Acheter moins, partager plus, donner une deuxième vie aux objets qui dorment dans la cave 360 jours par an: voilà le rêve d'une bande de Lausannois qui prend maintenant réalité. Inspirés par l'exemple de Genève, où une bibliothèque d'objets existe depuis presque un an, ils lancent La Manivelle de Lausanne, accompagnés par leurs grands frères genevois. Lauréat cet automne du concours du budget participatif de la Ville de Lausanne, le projet est soutenu financièrement à hauteur de 20'000 fr.

Le concept: sur abonnement, n'importe qui peut emprunter un marteau, un four à raclette ou une boule à facettes le temps qu'il en a besoin, plutôt qu'en acheter un neuf et de le laisser dormir dans une armoire. «Une perceuse est utilisée en moyenne 16 minutes par an et par foyer, relève Valentin Augsburger, membre fondateur. Le reste du temps, elle prend de la place que nous n'avons pas. Et acheter neuf peut coûter cher!» Outre l'aspect pratique, l'argument est aussi environnemental: faire circuler les objets est beaucoup plus écologique que produire du neuf pour chaque ménage.

Questions logistiques mais aussi philosophiques

La Manivelle Lausanne débutera le 1er décembre par une grande récolte d'objets. Petit problème: ils ne seront pas encore stockés dans le local définitif de la bibliothèque, encore inconnu à cause de quelques problèmes de dernière minute. Mais cela n'inquiète pas Valentin Augsburger. «L'heure est plutôt aux bonnes nouvelles. Beaucoup de gens se sont annoncés pour des dons et des abonnements, et on vient de conclure un partenariat avec l'EVAM pour collaborer avec un migrant.»

L'association réfléchit en outre à des questions plus philosophiques, comme le prix des abonnements, la part de bénévolat demandée, la façon de fidéliser les abonnés, le choix entre le don d'objets ou seulement la mise à disposition, etc. La Manivelle songe de plus à proposer un partage de compétences en plus du partage matériel.

Outre Lausanne et Genève, le concept existe aussi à Berne et à Sierre (VS) depuis peu. Un crowdfunding est en cours pour un projet bâlois, et des graines ont été semées à Fribourg, Sion et Martigny (VS) notamment. Par ailleurs, le site Pumpipumpe répertorie et propose de signaler les outils utiles chez chacun, pour faciliter le prêt dans le voisinage.

Déjà 1000 objets prêtés à Genève

En un an, un millier d'objets ont déjà été donnés à La Manivelle Genève, et à peu près le même nombre d'emprunts. «La star de notre caverne d'Ali Baba, c'est la perceuse, et plus généralement les outils, explique Robert Stitelmann. Mais on a aussi des objets plus insolites, comme des raquettes à neige, ou un aquarium... Qui est déjà sorti deux fois! Pour des projets artistiques notamment.»

#### CONTENU DES DONNÉES:
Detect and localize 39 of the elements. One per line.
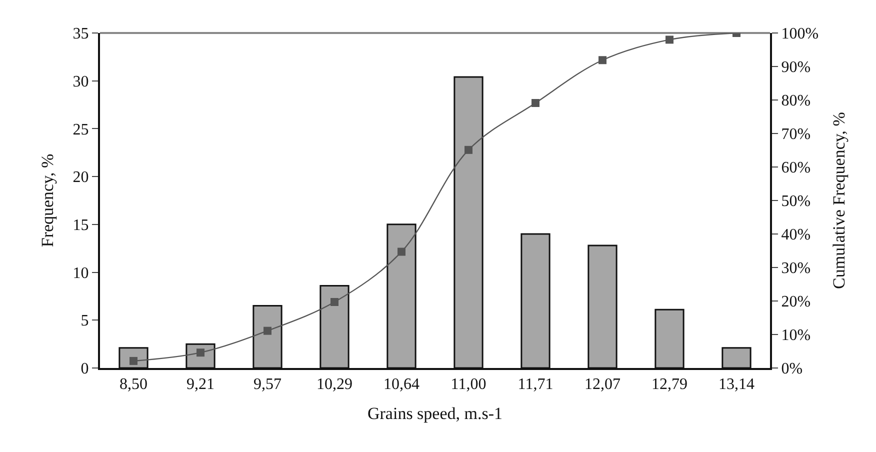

#### CONSIGNE:
D'après le texte sur La Manivelle, répondez brièvement :
1. De quelle somme le projet lausannois est-il soutenu financièrement ?
2. Selon Valentin Augsburger, combien de temps une perceuse est-elle utilisée en moyenne par an et par foyer ?
3. Dans quelles villes, outre Lausanne et Genève, le concept existe-t-il aussi depuis peu ?

#### EXERCICE CORRIGÉ:
1. 20'000 fr.
2. 16 minutes.
3. À Berne et à Sierre (VS).